=== AIM ===
Give the entries again, word for word.
---------- INPUT DATA
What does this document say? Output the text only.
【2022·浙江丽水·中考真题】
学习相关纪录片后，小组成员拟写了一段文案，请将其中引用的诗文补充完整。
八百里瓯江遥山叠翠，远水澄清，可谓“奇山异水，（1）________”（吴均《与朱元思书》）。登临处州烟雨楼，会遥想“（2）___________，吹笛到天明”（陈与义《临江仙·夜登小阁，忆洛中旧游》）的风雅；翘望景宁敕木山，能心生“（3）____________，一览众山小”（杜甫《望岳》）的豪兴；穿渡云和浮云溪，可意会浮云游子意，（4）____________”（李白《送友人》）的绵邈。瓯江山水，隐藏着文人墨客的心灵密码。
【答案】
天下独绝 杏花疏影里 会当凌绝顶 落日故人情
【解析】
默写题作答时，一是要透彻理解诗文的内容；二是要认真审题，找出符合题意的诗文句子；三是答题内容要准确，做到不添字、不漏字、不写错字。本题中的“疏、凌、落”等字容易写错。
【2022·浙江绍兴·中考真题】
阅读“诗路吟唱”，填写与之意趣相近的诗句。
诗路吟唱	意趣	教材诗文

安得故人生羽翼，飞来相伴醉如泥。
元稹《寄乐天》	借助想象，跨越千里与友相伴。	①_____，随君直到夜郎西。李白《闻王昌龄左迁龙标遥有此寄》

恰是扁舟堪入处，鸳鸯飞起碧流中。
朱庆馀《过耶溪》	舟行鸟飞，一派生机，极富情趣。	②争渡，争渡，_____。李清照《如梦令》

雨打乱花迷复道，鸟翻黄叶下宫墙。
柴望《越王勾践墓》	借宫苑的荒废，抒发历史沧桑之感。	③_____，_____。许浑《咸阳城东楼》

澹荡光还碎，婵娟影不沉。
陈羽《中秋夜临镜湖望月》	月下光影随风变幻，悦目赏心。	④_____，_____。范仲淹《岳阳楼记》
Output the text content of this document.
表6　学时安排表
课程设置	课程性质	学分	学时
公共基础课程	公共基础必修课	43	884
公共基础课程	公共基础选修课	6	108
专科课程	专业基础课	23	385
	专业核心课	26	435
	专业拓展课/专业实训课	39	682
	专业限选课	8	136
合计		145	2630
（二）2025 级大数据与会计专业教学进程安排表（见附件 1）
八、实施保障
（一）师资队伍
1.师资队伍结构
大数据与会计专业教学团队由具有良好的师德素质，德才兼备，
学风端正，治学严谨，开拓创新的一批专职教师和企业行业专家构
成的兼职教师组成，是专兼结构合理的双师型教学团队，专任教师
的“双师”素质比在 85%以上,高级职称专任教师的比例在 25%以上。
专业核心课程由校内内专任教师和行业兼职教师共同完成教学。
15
--------------------
=== REPLY ===
What does this document say? Output the text only.
【2022·浙江丽水·中考真题】
学习相关纪录片后，小组成员拟写了一段文案，请将其中引用的诗文补充完整。
八百里瓯江遥山叠翠，远水澄清，可谓“奇山异水，（1）________”（吴均《与朱元思书》）。登临处州烟雨楼，会遥想“（2）___________，吹笛到天明”（陈与义《临江仙·夜登小阁，忆洛中旧游》）的风雅；翘望景宁敕木山，能心生“（3）____________，一览众山小”（杜甫《望岳》）的豪兴；穿渡云和浮云溪，可意会浮云游子意，（4）____________”（李白《送友人》）的绵邈。瓯江山水，隐藏着文人墨客的心灵密码。
【答案】
天下独绝 杏花疏影里 会当凌绝顶 落日故人情
【解析】
默写题作答时，一是要透彻理解诗文的内容；二是要认真审题，找出符合题意的诗文句子；三是答题内容要准确，做到不添字、不漏字、不写错字。本题中的“疏、凌、落”等字容易写错。
【2022·浙江绍兴·中考真题】
阅读“诗路吟唱”，填写与之意趣相近的诗句。
诗路吟唱	意趣	教材诗文

安得故人生羽翼，飞来相伴醉如泥。
元稹《寄乐天》	借助想象，跨越千里与友相伴。	①_____，随君直到夜郎西。李白《闻王昌龄左迁龙标遥有此寄》

恰是扁舟堪入处，鸳鸯飞起碧流中。
朱庆馀《过耶溪》	舟行鸟飞，一派生机，极富情趣。	②争渡，争渡，_____。李清照《如梦令》

雨打乱花迷复道，鸟翻黄叶下宫墙。
柴望《越王勾践墓》	借宫苑的荒废，抒发历史沧桑之感。	③_____，_____。许浑《咸阳城东楼》

澹荡光还碎，婵娟影不沉。
陈羽《中秋夜临镜湖望月》	月下光影随风变幻，悦目赏心。	④_____，_____。范仲淹《岳阳楼记》
Output the text content of this document.
表6　学时安排表
课程设置	课程性质	学分	学时
公共基础课程	公共基础必修课	43	884
公共基础课程	公共基础选修课	6	108
专科课程	专业基础课	23	385
	专业核心课	26	435
	专业拓展课/专业实训课	39	682
	专业限选课	8	136
合计		145	2630
（二）2025 级大数据与会计专业教学进程安排表（见附件 1）
八、实施保障
（一）师资队伍
1.师资队伍结构
大数据与会计专业教学团队由具有良好的师德素质，德才兼备，
学风端正，治学严谨，开拓创新的一批专职教师和企业行业专家构
成的兼职教师组成，是专兼结构合理的双师型教学团队，专任教师
的“双师”素质比在 85%以上,高级职称专任教师的比例在 25%以上。
专业核心课程由校内内专任教师和行业兼职教师共同完成教学。
15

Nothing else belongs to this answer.